» **Dataset content**

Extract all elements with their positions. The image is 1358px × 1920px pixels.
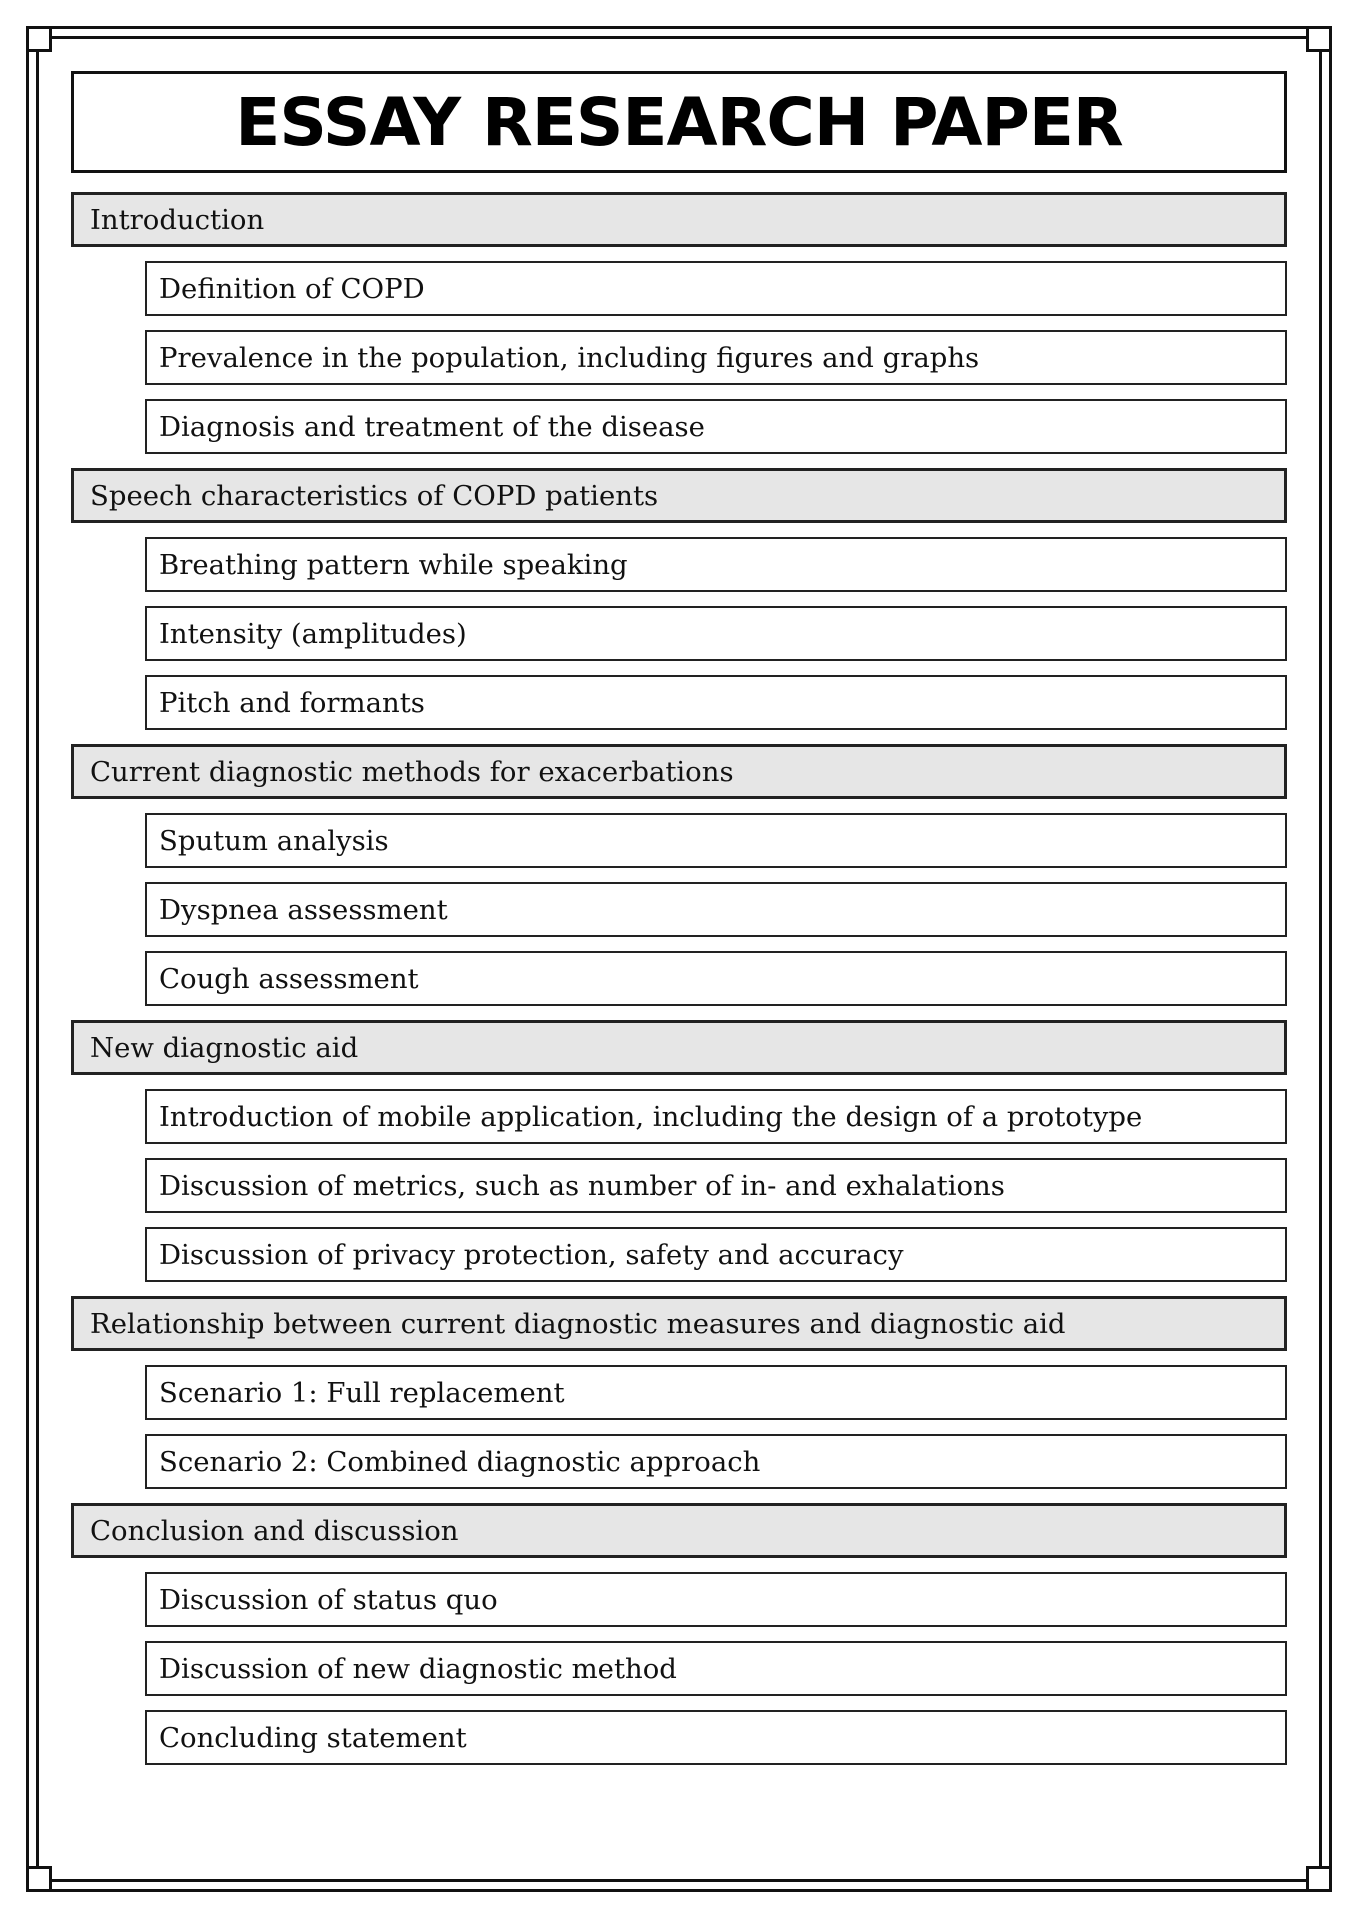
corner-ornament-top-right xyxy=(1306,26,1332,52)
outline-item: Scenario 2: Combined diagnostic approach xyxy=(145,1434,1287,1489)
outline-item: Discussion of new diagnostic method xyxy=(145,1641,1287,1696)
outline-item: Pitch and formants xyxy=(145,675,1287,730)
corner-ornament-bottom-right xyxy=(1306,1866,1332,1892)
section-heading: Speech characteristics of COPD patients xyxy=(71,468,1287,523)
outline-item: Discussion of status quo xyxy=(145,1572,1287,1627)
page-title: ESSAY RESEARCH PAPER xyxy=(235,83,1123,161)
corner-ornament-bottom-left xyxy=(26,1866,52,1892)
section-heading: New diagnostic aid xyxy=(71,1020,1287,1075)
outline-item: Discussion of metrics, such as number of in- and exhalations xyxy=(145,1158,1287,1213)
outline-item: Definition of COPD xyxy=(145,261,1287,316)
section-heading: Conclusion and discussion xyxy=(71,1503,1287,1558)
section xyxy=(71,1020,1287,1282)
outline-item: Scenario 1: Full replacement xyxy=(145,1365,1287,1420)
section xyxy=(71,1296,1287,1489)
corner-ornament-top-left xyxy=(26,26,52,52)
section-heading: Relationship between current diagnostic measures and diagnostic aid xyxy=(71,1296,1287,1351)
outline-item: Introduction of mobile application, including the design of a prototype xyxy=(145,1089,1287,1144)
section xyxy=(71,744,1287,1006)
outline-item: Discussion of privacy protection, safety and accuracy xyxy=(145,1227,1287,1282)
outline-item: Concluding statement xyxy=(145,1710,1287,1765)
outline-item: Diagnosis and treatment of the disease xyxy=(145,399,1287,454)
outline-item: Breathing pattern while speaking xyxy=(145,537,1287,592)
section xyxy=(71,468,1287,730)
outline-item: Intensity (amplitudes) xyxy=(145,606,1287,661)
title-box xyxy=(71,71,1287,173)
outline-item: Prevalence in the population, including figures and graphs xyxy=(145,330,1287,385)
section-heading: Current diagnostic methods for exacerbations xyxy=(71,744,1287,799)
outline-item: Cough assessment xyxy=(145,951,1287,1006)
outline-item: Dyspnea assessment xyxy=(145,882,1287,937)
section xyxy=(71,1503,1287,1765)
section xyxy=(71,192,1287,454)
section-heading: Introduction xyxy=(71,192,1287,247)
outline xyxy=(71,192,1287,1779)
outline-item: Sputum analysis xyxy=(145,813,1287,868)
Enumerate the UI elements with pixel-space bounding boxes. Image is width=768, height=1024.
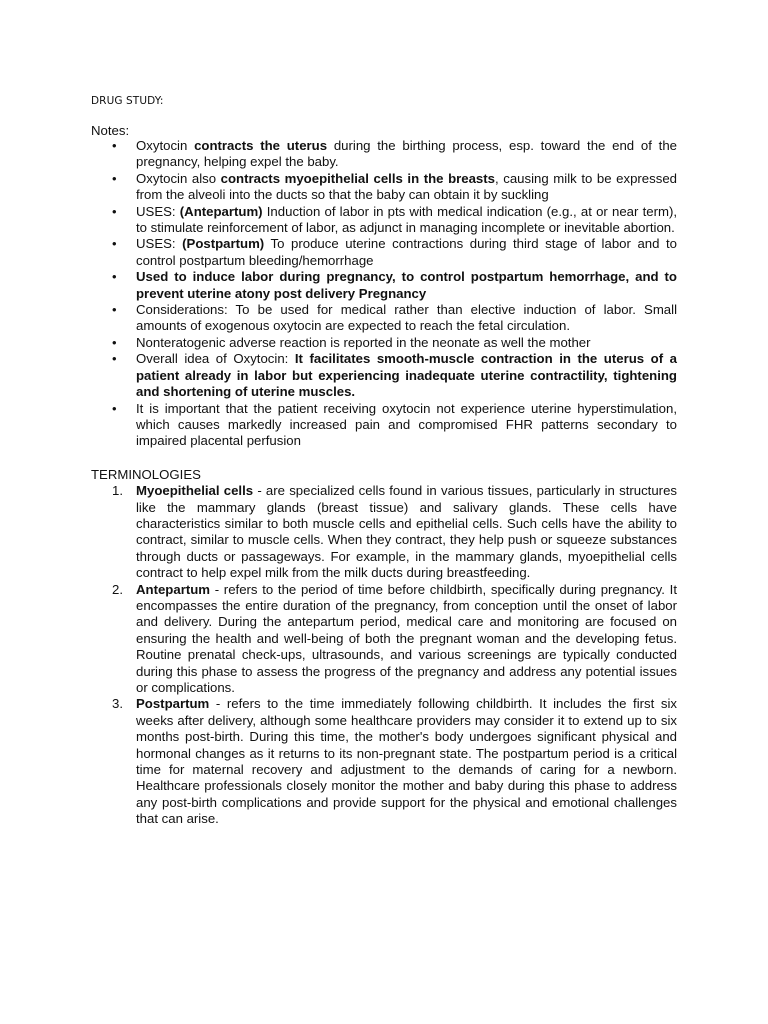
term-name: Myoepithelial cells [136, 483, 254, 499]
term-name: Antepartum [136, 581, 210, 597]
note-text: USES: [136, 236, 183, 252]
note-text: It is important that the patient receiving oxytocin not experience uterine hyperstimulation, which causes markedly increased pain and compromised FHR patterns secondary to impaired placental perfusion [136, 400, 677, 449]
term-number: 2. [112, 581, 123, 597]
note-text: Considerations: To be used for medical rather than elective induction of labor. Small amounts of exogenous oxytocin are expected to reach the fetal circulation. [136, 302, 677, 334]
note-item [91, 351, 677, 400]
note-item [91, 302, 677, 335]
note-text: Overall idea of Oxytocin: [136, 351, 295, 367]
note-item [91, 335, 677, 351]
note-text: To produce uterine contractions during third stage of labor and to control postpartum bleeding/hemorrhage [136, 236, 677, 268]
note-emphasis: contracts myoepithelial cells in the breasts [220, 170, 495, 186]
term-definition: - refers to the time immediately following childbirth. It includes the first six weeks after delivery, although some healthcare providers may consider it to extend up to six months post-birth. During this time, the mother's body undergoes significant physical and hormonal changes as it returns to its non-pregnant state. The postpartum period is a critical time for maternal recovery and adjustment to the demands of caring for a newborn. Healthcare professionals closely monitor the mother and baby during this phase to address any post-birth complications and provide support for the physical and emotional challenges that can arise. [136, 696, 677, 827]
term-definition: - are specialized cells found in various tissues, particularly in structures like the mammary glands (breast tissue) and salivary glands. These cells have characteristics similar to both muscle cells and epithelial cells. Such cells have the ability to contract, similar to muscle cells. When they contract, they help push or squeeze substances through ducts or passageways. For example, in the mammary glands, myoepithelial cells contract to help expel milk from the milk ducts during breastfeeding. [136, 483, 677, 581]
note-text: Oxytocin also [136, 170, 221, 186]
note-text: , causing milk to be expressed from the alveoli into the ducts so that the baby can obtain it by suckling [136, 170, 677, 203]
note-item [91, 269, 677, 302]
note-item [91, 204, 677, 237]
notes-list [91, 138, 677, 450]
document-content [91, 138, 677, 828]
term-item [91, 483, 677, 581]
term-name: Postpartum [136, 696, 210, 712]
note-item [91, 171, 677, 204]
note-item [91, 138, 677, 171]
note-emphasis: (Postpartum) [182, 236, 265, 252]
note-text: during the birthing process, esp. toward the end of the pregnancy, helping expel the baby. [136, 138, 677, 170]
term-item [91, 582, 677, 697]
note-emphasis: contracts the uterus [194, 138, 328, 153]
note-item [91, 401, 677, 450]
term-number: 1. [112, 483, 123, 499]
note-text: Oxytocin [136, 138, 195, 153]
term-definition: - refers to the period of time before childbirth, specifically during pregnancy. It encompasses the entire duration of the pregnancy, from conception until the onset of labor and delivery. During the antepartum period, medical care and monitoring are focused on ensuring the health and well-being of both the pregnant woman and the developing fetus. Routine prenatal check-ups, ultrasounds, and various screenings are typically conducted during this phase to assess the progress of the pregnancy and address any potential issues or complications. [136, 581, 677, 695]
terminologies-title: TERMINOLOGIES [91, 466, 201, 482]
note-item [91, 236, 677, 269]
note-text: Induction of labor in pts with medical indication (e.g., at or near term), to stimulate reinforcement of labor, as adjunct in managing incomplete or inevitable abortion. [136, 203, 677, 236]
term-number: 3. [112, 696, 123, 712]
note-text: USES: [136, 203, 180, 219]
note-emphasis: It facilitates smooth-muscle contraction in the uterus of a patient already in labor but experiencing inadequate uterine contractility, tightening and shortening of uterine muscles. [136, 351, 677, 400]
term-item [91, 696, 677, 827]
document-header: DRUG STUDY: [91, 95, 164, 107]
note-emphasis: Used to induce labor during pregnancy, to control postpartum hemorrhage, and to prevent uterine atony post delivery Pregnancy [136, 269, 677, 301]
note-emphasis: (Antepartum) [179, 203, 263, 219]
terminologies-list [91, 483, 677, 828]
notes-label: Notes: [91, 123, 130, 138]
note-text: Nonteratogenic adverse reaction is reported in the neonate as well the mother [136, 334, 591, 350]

» **Task brief**
Print the records above again exactly. Leave out the images.

» **Solution below**
Extract all elements with their positions. The image is 1358px × 1920px pixels.
corner-ornament-top-right xyxy=(1306,26,1332,52)
outline-item: Scenario 2: Combined diagnostic approach xyxy=(145,1434,1287,1489)
outline-item: Discussion of new diagnostic method xyxy=(145,1641,1287,1696)
outline-item: Pitch and formants xyxy=(145,675,1287,730)
corner-ornament-bottom-right xyxy=(1306,1866,1332,1892)
section-heading: Speech characteristics of COPD patients xyxy=(71,468,1287,523)
outline-item: Discussion of status quo xyxy=(145,1572,1287,1627)
page-title: ESSAY RESEARCH PAPER xyxy=(235,83,1123,161)
corner-ornament-bottom-left xyxy=(26,1866,52,1892)
section-heading: New diagnostic aid xyxy=(71,1020,1287,1075)
outline-item: Discussion of metrics, such as number of in- and exhalations xyxy=(145,1158,1287,1213)
outline-item: Definition of COPD xyxy=(145,261,1287,316)
section-heading: Conclusion and discussion xyxy=(71,1503,1287,1558)
section xyxy=(71,1020,1287,1282)
outline-item: Scenario 1: Full replacement xyxy=(145,1365,1287,1420)
section xyxy=(71,1296,1287,1489)
corner-ornament-top-left xyxy=(26,26,52,52)
section-heading: Relationship between current diagnostic measures and diagnostic aid xyxy=(71,1296,1287,1351)
outline-item: Introduction of mobile application, including the design of a prototype xyxy=(145,1089,1287,1144)
section xyxy=(71,744,1287,1006)
outline-item: Discussion of privacy protection, safety and accuracy xyxy=(145,1227,1287,1282)
outline-item: Concluding statement xyxy=(145,1710,1287,1765)
outline-item: Diagnosis and treatment of the disease xyxy=(145,399,1287,454)
outline-item: Breathing pattern while speaking xyxy=(145,537,1287,592)
section xyxy=(71,468,1287,730)
outline-item: Intensity (amplitudes) xyxy=(145,606,1287,661)
title-box xyxy=(71,71,1287,173)
outline-item: Prevalence in the population, including figures and graphs xyxy=(145,330,1287,385)
section-heading: Current diagnostic methods for exacerbations xyxy=(71,744,1287,799)
outline-item: Cough assessment xyxy=(145,951,1287,1006)
outline-item: Dyspnea assessment xyxy=(145,882,1287,937)
section xyxy=(71,1503,1287,1765)
section xyxy=(71,192,1287,454)
section-heading: Introduction xyxy=(71,192,1287,247)
outline xyxy=(71,192,1287,1779)
outline-item: Sputum analysis xyxy=(145,813,1287,868)
Enumerate the UI elements with pixel-space bounding boxes. Image is width=768, height=1024.
term-name: Myoepithelial cells [136, 483, 254, 499]
term-name: Antepartum [136, 581, 210, 597]
note-text: USES: [136, 236, 183, 252]
note-text: It is important that the patient receiving oxytocin not experience uterine hyperstimulation, which causes markedly increased pain and compromised FHR patterns secondary to impaired placental perfusion [136, 400, 677, 449]
term-number: 2. [112, 581, 123, 597]
note-text: Considerations: To be used for medical rather than elective induction of labor. Small amounts of exogenous oxytocin are expected to reach the fetal circulation. [136, 302, 677, 334]
note-item [91, 351, 677, 400]
note-item [91, 302, 677, 335]
note-text: Overall idea of Oxytocin: [136, 351, 295, 367]
note-item [91, 335, 677, 351]
note-text: To produce uterine contractions during third stage of labor and to control postpartum bleeding/hemorrhage [136, 236, 677, 268]
note-emphasis: contracts myoepithelial cells in the breasts [220, 170, 495, 186]
term-definition: - refers to the time immediately following childbirth. It includes the first six weeks after delivery, although some healthcare providers may consider it to extend up to six months post-birth. During this time, the mother's body undergoes significant physical and hormonal changes as it returns to its non-pregnant state. The postpartum period is a critical time for maternal recovery and adjustment to the demands of caring for a newborn. Healthcare professionals closely monitor the mother and baby during this phase to address any post-birth complications and provide support for the physical and emotional challenges that can arise. [136, 696, 677, 827]
term-definition: - are specialized cells found in various tissues, particularly in structures like the mammary glands (breast tissue) and salivary glands. These cells have characteristics similar to both muscle cells and epithelial cells. Such cells have the ability to contract, similar to muscle cells. When they contract, they help push or squeeze substances through ducts or passageways. For example, in the mammary glands, myoepithelial cells contract to help expel milk from the milk ducts during breastfeeding. [136, 483, 677, 581]
note-text: Oxytocin also [136, 170, 221, 186]
note-text: , causing milk to be expressed from the alveoli into the ducts so that the baby can obtain it by suckling [136, 170, 677, 203]
note-item [91, 269, 677, 302]
note-item [91, 204, 677, 237]
notes-list [91, 138, 677, 450]
document-content [91, 138, 677, 828]
term-item [91, 483, 677, 581]
term-name: Postpartum [136, 696, 210, 712]
note-item [91, 171, 677, 204]
note-item [91, 138, 677, 171]
note-emphasis: (Postpartum) [182, 236, 265, 252]
note-text: during the birthing process, esp. toward the end of the pregnancy, helping expel the baby. [136, 138, 677, 170]
term-item [91, 582, 677, 697]
note-emphasis: contracts the uterus [194, 138, 328, 153]
note-item [91, 401, 677, 450]
term-number: 1. [112, 483, 123, 499]
note-text: Oxytocin [136, 138, 195, 153]
term-definition: - refers to the period of time before childbirth, specifically during pregnancy. It encompasses the entire duration of the pregnancy, from conception until the onset of labor and delivery. During the antepartum period, medical care and monitoring are focused on ensuring the health and well-being of both the pregnant woman and the developing fetus. Routine prenatal check-ups, ultrasounds, and various screenings are typically conducted during this phase to assess the progress of the pregnancy and address any potential issues or complications. [136, 581, 677, 695]
terminologies-title: TERMINOLOGIES [91, 466, 201, 482]
note-item [91, 236, 677, 269]
note-text: Induction of labor in pts with medical indication (e.g., at or near term), to stimulate reinforcement of labor, as adjunct in managing incomplete or inevitable abortion. [136, 203, 677, 236]
term-number: 3. [112, 696, 123, 712]
note-text: USES: [136, 203, 180, 219]
note-emphasis: It facilitates smooth-muscle contraction in the uterus of a patient already in labor but experiencing inadequate uterine contractility, tightening and shortening of uterine muscles. [136, 351, 677, 400]
term-item [91, 696, 677, 827]
document-header: DRUG STUDY: [91, 95, 164, 107]
note-emphasis: Used to induce labor during pregnancy, to control postpartum hemorrhage, and to prevent uterine atony post delivery Pregnancy [136, 269, 677, 301]
note-emphasis: (Antepartum) [179, 203, 263, 219]
terminologies-list [91, 483, 677, 828]
notes-label: Notes: [91, 123, 130, 138]
note-text: Nonteratogenic adverse reaction is reported in the neonate as well the mother [136, 334, 591, 350]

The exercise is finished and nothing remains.